- _Goal_: Extract the full set of records, then give each one again exactly.

- _Data supplied_:
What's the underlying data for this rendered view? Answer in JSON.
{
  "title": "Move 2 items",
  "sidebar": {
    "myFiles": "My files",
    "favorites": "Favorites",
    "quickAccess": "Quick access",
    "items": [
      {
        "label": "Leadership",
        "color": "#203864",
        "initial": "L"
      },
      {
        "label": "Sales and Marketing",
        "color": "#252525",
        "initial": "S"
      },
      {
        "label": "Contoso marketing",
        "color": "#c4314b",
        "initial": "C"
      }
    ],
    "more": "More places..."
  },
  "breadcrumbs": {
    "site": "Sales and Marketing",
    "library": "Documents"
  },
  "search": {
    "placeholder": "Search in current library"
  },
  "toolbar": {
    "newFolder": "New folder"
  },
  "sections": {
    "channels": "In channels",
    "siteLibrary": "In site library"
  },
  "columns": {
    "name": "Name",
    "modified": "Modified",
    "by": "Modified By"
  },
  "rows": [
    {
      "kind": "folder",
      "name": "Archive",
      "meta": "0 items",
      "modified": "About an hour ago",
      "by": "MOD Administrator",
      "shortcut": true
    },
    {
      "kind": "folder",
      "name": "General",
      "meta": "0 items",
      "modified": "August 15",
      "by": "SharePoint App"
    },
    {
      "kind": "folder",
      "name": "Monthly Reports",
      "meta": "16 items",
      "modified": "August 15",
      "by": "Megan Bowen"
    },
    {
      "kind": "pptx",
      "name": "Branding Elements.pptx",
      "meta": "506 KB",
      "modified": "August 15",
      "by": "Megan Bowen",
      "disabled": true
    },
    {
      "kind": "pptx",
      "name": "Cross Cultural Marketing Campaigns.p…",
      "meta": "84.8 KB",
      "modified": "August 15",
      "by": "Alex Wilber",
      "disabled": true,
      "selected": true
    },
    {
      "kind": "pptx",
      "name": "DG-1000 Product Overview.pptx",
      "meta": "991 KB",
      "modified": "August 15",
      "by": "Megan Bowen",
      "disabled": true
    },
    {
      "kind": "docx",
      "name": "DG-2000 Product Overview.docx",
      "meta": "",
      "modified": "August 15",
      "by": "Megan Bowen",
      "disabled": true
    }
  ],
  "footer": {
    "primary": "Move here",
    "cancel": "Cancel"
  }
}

- _Solution to this task_:
What's the underlying data for this rendered view? Answer in JSON.
{
  "title": "Move 2 items",
  "sidebar": {
    "myFiles": "My files",
    "favorites": "Favorites",
    "quickAccess": "Quick access",
    "items": [
      {
        "label": "Leadership",
        "color": "#203864",
        "initial": "L"
      },
      {
        "label": "Sales and Marketing",
        "color": "#252525",
        "initial": "S"
      },
      {
        "label": "Contoso marketing",
        "color": "#c4314b",
        "initial": "C"
      }
    ],
    "more": "More places..."
  },
  "breadcrumbs": {
    "site": "Sales and Marketing",
    "library": "Documents"
  },
  "search": {
    "placeholder": "Search in current library"
  },
  "toolbar": {
    "newFolder": "New folder"
  },
  "sections": {
    "channels": "In channels",
    "siteLibrary": "In site library"
  },
  "columns": {
    "name": "Name",
    "modified": "Modified",
    "by": "Modified By"
  },
  "rows": [
    {
      "kind": "folder",
      "name": "Archive",
      "meta": "0 items",
      "modified": "About an hour ago",
      "by": "MOD Administrator",
      "shortcut": true
    },
    {
      "kind": "folder",
      "name": "General",
      "meta": "0 items",
      "modified": "August 15",
      "by": "SharePoint App"
    },
    {
      "kind": "folder",
      "name": "Monthly Reports",
      "meta": "16 items",
      "modified": "August 15",
      "by": "Megan Bowen"
    },
    {
      "kind": "pptx",
      "name": "Branding Elements.pptx",
      "meta": "506 KB",
      "modified": "August 15",
      "by": "Megan Bowen",
      "disabled": true
    },
    {
      "kind": "pptx",
      "name": "Cross Cultural Marketing Campaigns.p…",
      "meta": "84.8 KB",
      "modified": "August 15",
      "by": "Alex Wilber",
      "disabled": true,
      "selected": true
    },
    {
      "kind": "pptx",
      "name": "DG-1000 Product Overview.pptx",
      "meta": "991 KB",
      "modified": "August 15",
      "by": "Megan Bowen",
      "disabled": true
    },
    {
      "kind": "docx",
      "name": "DG-2000 Product Overview.docx",
      "meta": "",
      "modified": "August 15",
      "by": "Megan Bowen",
      "disabled": true
    }
  ],
  "footer": {
    "primary": "Move here",
    "cancel": "Cancel"
  }
}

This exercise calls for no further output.